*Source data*
-------------------------
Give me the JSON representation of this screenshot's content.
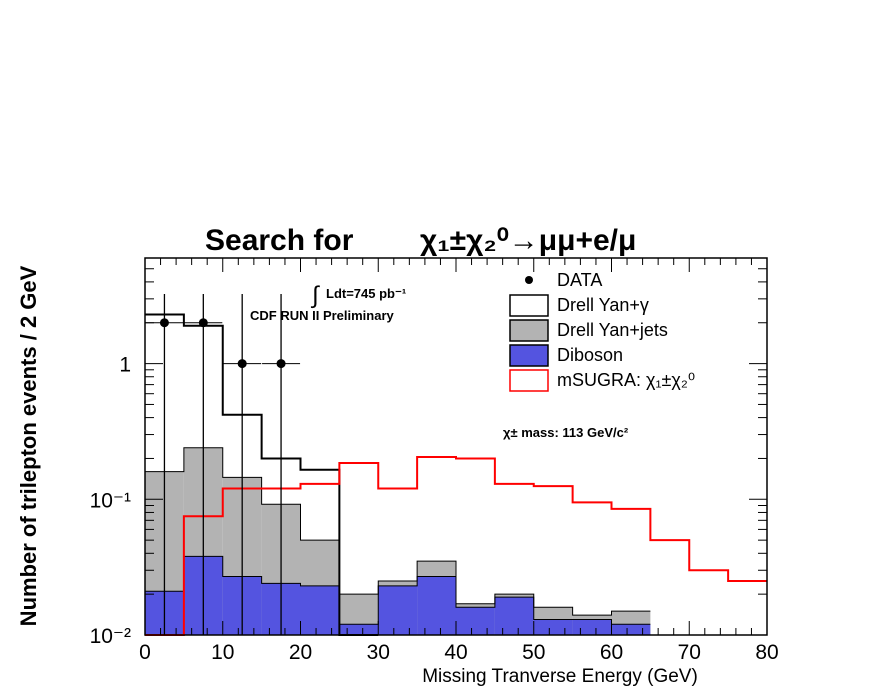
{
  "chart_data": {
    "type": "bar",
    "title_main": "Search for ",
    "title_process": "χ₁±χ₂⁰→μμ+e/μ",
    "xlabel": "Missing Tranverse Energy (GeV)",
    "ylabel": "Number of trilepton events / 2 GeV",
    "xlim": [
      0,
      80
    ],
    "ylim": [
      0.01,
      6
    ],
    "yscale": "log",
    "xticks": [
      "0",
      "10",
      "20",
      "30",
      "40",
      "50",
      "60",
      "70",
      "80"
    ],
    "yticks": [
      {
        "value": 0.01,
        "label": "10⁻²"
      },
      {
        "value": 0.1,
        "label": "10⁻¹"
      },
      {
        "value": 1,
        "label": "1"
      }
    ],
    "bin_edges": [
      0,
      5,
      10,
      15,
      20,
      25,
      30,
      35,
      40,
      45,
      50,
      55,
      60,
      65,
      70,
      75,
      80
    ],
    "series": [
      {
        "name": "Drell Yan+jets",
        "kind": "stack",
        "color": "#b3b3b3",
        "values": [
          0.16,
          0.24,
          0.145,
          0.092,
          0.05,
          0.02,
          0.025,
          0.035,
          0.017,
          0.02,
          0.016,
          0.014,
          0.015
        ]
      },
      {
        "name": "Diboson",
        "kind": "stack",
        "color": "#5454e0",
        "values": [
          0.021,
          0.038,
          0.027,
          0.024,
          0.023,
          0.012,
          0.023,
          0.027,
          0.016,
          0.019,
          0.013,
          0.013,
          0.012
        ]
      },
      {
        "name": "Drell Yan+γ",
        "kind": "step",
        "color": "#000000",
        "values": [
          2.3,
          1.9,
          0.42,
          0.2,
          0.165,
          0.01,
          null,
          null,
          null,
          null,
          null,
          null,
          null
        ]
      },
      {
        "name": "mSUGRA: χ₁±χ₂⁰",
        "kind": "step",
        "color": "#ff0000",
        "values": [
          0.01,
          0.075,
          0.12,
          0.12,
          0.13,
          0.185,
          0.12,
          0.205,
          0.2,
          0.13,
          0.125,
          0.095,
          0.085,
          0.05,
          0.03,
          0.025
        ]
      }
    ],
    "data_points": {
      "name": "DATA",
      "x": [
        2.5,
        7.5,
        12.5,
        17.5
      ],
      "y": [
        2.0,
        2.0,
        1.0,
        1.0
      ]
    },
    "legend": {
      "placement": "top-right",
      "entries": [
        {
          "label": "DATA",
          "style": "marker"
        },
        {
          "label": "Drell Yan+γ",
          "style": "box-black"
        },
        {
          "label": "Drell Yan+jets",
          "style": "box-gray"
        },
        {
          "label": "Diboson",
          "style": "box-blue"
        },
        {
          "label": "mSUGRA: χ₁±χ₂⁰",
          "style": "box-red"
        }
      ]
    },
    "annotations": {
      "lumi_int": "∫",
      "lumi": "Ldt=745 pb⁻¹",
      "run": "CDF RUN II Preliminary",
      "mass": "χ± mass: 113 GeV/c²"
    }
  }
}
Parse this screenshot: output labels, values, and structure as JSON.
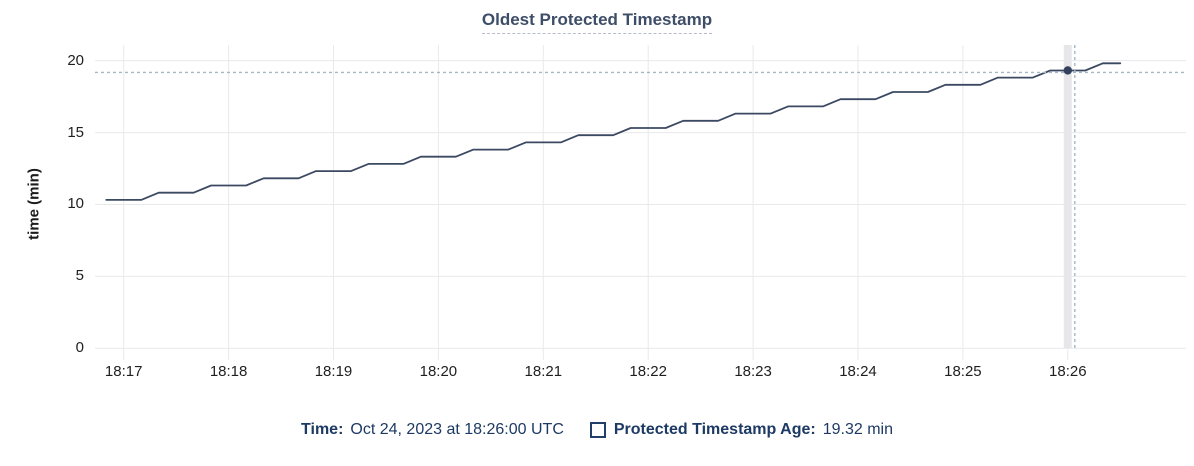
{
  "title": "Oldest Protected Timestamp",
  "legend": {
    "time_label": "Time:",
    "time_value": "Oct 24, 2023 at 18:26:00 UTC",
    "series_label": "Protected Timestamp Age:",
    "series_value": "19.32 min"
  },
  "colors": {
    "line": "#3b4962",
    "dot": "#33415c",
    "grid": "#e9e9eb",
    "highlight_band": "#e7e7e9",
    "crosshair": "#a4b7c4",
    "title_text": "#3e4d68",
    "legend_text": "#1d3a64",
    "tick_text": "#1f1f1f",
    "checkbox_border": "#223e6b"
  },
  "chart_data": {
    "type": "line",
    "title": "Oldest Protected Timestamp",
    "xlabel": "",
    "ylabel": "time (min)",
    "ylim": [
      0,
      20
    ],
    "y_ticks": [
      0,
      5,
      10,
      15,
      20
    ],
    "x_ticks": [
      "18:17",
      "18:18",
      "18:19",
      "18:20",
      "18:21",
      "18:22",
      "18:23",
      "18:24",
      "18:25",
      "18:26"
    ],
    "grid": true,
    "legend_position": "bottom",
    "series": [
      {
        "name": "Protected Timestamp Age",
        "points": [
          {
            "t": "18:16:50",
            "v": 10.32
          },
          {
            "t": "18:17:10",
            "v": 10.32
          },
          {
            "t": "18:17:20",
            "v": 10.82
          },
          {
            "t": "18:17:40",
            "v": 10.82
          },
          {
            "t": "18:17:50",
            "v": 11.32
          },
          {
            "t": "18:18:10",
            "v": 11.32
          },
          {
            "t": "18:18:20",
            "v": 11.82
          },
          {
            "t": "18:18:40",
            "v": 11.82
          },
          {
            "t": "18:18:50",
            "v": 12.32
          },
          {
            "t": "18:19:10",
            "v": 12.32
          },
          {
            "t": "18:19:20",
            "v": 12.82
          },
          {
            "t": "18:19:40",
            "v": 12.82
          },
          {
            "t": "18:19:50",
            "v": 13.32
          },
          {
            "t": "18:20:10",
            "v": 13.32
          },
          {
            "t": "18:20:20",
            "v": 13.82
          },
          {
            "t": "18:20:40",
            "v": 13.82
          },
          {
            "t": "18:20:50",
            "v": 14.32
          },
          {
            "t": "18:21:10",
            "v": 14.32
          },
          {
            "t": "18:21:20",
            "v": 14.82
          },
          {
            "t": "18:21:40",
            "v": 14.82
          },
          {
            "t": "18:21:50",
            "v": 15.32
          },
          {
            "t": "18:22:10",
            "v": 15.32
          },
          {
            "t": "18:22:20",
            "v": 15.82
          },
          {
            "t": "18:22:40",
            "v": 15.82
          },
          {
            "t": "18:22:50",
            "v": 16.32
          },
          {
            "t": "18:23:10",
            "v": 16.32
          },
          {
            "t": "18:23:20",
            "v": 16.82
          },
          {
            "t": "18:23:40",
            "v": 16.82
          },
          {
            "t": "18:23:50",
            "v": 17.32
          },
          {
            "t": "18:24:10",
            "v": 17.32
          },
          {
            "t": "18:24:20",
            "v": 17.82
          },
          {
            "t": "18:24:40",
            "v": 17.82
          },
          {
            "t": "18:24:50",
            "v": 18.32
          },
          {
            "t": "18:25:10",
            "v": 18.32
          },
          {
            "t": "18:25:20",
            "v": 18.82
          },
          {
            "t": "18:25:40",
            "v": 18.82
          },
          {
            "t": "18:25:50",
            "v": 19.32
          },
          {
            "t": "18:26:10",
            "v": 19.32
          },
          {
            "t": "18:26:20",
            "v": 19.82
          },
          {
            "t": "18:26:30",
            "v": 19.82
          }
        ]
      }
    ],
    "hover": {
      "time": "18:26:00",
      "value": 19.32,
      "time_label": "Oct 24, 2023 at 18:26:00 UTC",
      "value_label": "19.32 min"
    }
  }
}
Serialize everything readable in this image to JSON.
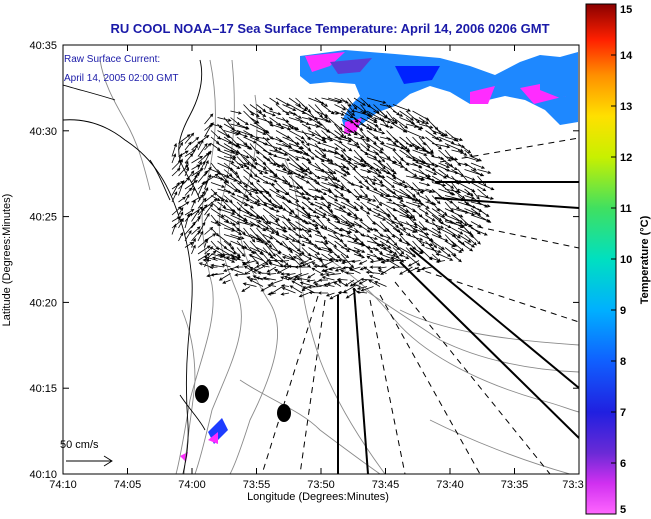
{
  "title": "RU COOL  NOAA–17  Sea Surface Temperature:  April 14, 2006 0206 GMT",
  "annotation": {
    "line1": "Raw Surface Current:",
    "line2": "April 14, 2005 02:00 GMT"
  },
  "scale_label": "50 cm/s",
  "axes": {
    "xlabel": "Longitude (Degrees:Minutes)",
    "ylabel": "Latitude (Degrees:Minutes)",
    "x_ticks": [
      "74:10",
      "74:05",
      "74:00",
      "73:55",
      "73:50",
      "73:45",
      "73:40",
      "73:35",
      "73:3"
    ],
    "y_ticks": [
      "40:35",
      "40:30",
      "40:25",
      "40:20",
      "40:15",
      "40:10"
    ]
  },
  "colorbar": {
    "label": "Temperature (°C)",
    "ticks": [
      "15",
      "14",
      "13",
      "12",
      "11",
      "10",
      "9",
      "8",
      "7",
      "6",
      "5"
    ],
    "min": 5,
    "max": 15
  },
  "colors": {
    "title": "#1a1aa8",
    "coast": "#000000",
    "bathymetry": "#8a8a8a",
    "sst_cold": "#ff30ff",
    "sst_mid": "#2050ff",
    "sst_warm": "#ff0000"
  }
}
-------------------------
*TO BE DONE*
Of the lines above, how many hold the word "Surface"? Say the number alone.

*RESPONSE TO THIS TASK*
2